Write out all lines holding the word "语音控制".

-------- Material

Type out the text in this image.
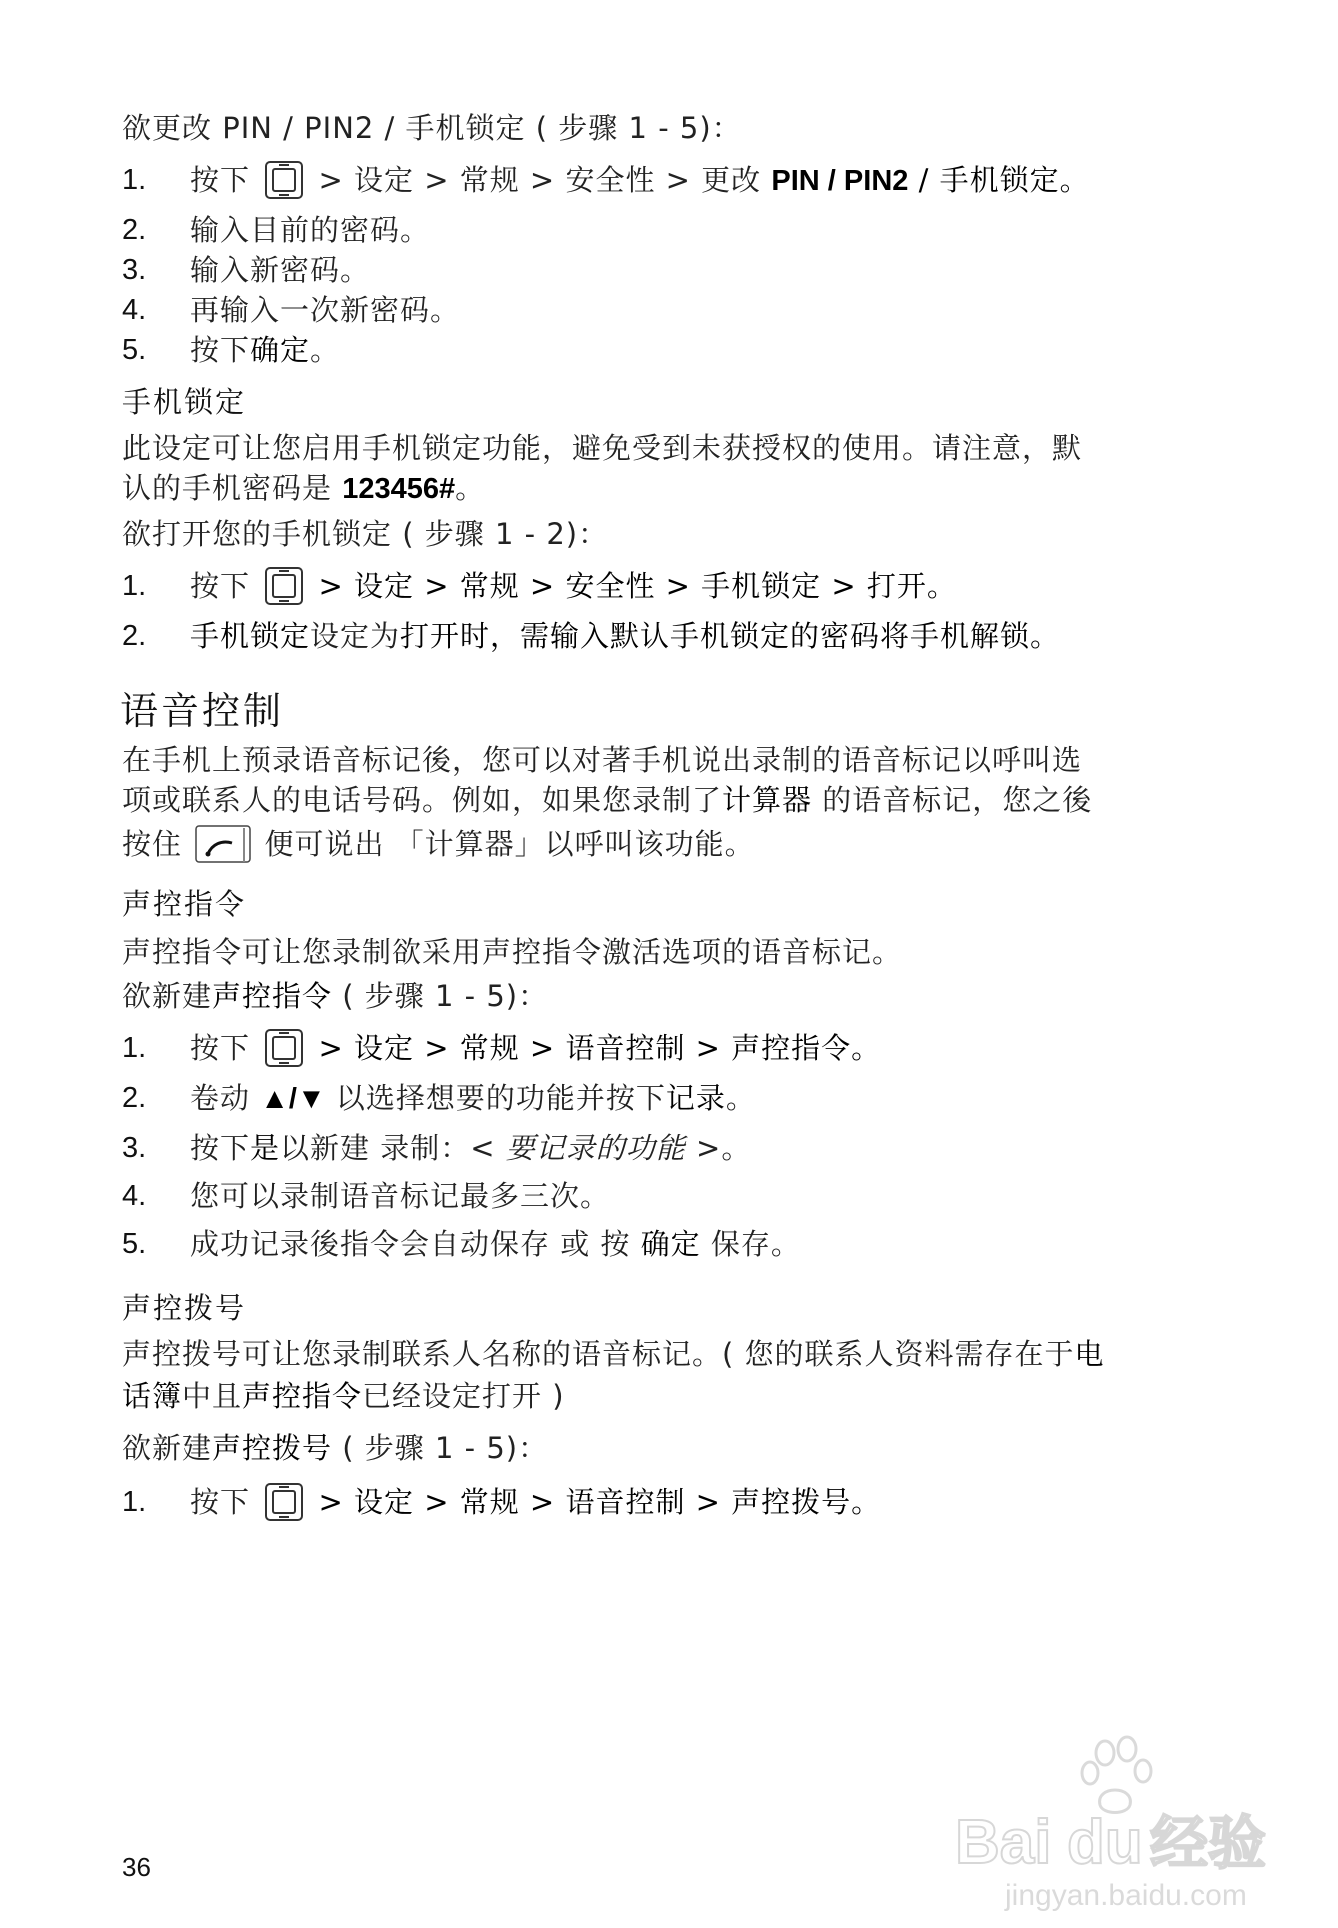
欲更改 PIN / PIN2 / 手机锁定 ( 步骤 1 - 5)：
1. 按下 > 设定 > 常规 > 安全性 > 更改 PIN / PIN2 / 手机锁定。
2. 输入目前的密码。
3. 输入新密码。
4. 再输入一次新密码。
5. 按下确定。
手机锁定
此设定可让您启用手机锁定功能，避免受到未获授权的使用。请注意，默
认的手机密码是 123456#。
欲打开您的手机锁定 ( 步骤 1 - 2)：
1. 按下 > 设定 > 常规 > 安全性 > 手机锁定 > 打开。
2. 手机锁定设定为打开时，需输入默认手机锁定的密码将手机解锁。
语音控制
在手机上预录语音标记後，您可以对著手机说出录制的语音标记以呼叫选
项或联系人的电话号码。例如，如果您录制了计算器 的语音标记，您之後
按住	便可说出 「计算器」以呼叫该功能。
声控指令
声控指令可让您录制欲采用声控指令激活选项的语音标记。
欲新建声控指令 ( 步骤 1 - 5)：
1. 按下 > 设定 > 常规 > 语音控制 > 声控指令。
2. 卷动 ▲/▼ 以选择想要的功能并按下记录。
3. 按下是以新建 录制：< 要记录的功能 >。
4. 您可以录制语音标记最多三次。
5. 成功记录後指令会自动保存 或 按 确定 保存。
声控拨号
声控拨号可让您录制联系人名称的语音标记。( 您的联系人资料需存在于电
话簿中且声控指令已经设定打开 )
欲新建声控拨号 ( 步骤 1 - 5)：
1. 按下 > 设定 > 常规 > 语音控制 > 声控拨号。
36	Bai du 经验
jingyan.baidu.com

----------------

**Output for this exercise:**
语音控制
1. 按下 > 设定 > 常规 > 语音控制 > 声控指令。
1. 按下 > 设定 > 常规 > 语音控制 > 声控拨号。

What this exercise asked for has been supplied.